Your task: Return the whole listing exactly as it stands.

Stored data entries:
* Start *

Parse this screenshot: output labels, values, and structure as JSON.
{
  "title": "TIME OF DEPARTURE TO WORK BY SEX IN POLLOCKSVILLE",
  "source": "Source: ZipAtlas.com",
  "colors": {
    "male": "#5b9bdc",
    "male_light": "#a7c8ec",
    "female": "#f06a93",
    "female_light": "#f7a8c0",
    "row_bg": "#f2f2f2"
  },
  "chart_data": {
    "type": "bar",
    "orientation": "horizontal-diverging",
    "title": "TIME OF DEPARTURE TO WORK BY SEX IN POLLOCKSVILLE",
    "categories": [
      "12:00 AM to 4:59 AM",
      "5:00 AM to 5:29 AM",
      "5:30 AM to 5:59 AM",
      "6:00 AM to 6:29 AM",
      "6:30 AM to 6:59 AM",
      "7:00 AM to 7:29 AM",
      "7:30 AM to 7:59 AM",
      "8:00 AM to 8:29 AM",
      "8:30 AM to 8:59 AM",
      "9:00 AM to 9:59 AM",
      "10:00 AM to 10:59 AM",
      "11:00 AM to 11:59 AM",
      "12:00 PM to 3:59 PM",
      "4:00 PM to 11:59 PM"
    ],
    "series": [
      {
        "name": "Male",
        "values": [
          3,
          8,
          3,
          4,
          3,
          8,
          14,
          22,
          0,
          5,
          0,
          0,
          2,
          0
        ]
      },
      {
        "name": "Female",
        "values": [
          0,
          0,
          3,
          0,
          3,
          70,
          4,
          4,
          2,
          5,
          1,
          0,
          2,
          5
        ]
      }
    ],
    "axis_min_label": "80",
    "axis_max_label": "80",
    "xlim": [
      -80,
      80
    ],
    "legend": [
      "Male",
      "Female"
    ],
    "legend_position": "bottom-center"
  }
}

* End *

Output of the exercise:
Parse this screenshot: output labels, values, and structure as JSON.
{
  "title": "TIME OF DEPARTURE TO WORK BY SEX IN POLLOCKSVILLE",
  "source": "Source: ZipAtlas.com",
  "colors": {
    "male": "#5b9bdc",
    "male_light": "#a7c8ec",
    "female": "#f06a93",
    "female_light": "#f7a8c0",
    "row_bg": "#f2f2f2"
  },
  "chart_data": {
    "type": "bar",
    "orientation": "horizontal-diverging",
    "title": "TIME OF DEPARTURE TO WORK BY SEX IN POLLOCKSVILLE",
    "categories": [
      "12:00 AM to 4:59 AM",
      "5:00 AM to 5:29 AM",
      "5:30 AM to 5:59 AM",
      "6:00 AM to 6:29 AM",
      "6:30 AM to 6:59 AM",
      "7:00 AM to 7:29 AM",
      "7:30 AM to 7:59 AM",
      "8:00 AM to 8:29 AM",
      "8:30 AM to 8:59 AM",
      "9:00 AM to 9:59 AM",
      "10:00 AM to 10:59 AM",
      "11:00 AM to 11:59 AM",
      "12:00 PM to 3:59 PM",
      "4:00 PM to 11:59 PM"
    ],
    "series": [
      {
        "name": "Male",
        "values": [
          3,
          8,
          3,
          4,
          3,
          8,
          14,
          22,
          0,
          5,
          0,
          0,
          2,
          0
        ]
      },
      {
        "name": "Female",
        "values": [
          0,
          0,
          3,
          0,
          3,
          70,
          4,
          4,
          2,
          5,
          1,
          0,
          2,
          5
        ]
      }
    ],
    "axis_min_label": "80",
    "axis_max_label": "80",
    "xlim": [
      -80,
      80
    ],
    "legend": [
      "Male",
      "Female"
    ],
    "legend_position": "bottom-center"
  }
}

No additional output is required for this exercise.